Even imagining for a second that OnLive have developed a method of compressing and streaming gaming data with virtually no latency, something that has eluded the brightest scientific minds for decades, there's still the problem of creating the data in the first place.

You can pick up a midrange video card for around NZ$250, and coupled with a modern dual-core CPU and a couple of gigs of RAM there aren't too many titles you can't enjoy in 1280x720 with maximum quality settings enabled. OnLive, by removing the gaming hardware from your lounge, will need to reproduce something akin to this PC setup for every single user of their service. It's hard to imagine a dedicated server farm capable of supporting the launch of a major title, not only from a bandwidth perspective, but in terms of hardware and even sheer power consumption.

EXERCISE A: Can you quote the OnLive passage word for word, between "You can pick" and "sheer power consumption.", inclusive?
EXERCISE B:
Answer these questions from the OnLive passage:
(i) About how much does a midrange video card cost?
(ii) At what resolution does the passage say most titles can be enjoyed with maximum quality settings?
(iii) What does the passage say has eluded the brightest scientific minds for decades?
EXERCISE C: Carry on the OnLive passage from where it stops.
The listing that follows has no connection to the OnLive passage.

[Records taken from a collection]
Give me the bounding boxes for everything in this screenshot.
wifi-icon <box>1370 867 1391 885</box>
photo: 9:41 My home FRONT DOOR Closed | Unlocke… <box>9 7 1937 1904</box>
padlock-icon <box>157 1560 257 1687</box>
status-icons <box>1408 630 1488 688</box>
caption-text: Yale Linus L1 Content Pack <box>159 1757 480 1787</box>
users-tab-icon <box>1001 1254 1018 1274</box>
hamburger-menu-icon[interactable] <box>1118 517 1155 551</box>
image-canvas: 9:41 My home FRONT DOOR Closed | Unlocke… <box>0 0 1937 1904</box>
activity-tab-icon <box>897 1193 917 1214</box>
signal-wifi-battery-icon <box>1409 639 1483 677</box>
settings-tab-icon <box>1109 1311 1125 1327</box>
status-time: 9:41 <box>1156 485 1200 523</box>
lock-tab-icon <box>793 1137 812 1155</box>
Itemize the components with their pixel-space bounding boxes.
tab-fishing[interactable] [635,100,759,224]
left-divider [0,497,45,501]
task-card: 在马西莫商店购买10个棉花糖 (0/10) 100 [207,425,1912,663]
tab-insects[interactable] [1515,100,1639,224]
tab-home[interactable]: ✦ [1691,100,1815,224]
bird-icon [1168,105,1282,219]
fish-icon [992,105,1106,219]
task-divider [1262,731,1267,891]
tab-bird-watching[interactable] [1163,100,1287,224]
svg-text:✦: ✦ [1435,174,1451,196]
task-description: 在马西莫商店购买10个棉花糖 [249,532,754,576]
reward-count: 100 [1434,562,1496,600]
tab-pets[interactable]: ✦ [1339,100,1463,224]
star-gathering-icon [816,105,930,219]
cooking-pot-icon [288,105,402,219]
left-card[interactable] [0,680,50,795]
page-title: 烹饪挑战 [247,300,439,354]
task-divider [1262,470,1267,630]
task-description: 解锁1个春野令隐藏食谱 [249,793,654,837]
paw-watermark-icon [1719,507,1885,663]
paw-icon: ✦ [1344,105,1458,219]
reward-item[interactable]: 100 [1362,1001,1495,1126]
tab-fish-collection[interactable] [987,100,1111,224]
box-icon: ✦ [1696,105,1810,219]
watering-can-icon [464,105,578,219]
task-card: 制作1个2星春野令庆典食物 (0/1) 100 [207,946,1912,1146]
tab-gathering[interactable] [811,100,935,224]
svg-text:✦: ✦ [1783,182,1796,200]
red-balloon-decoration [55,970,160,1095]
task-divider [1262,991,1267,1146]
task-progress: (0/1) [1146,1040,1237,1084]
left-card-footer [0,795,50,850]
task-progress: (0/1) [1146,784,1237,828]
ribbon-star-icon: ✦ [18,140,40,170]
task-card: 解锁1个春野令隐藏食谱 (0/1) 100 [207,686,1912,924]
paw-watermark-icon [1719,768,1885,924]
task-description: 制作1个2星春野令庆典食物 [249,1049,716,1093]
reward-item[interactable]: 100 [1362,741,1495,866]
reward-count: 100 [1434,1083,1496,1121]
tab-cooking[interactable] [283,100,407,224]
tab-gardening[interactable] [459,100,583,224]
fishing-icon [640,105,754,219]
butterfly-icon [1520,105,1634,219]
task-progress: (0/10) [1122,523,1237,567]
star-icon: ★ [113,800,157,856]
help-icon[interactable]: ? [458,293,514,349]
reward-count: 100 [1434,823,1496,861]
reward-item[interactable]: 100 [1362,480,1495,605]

OUTPUT A:
You can pick up a midrange video card for around NZ$250, and coupled with a modern dual-core CPU and a couple of gigs of RAM there aren't too many titles you can't enjoy in 1280x720 with maximum quality settings enabled. OnLive, by removing the gaming hardware from your lounge, will need to reproduce something akin to this PC setup for every single user of their service. It's hard to imagine a dedicated server farm capable of supporting the launch of a major title, not only from a bandwidth perspective, but in terms of hardware and even sheer power consumption.

OUTPUT B:
(i) Around NZ$250.
(ii) 1280x720.
(iii) A method of compressing and streaming gaming data with virtually no latency.

OUTPUT C:
Again, to remain ahead of the technology curve, OnLive will need to regularly upgrade this hugely expensive stack of hardware to provide a "state-of-the-art" experience for every end user. The real concern here is what sort of a subscription model is going to be required to provide the company with enough revenue to set up this monolithic data centre in the first place? Even with support from every major game developer, it'll be a hard sell to risk launching an AAA title to market using solely this method of distribution, particularly when simpler services such as MSN Messenger and YouTube regularly have issues streaming far smaller quantities of data to their subscribers.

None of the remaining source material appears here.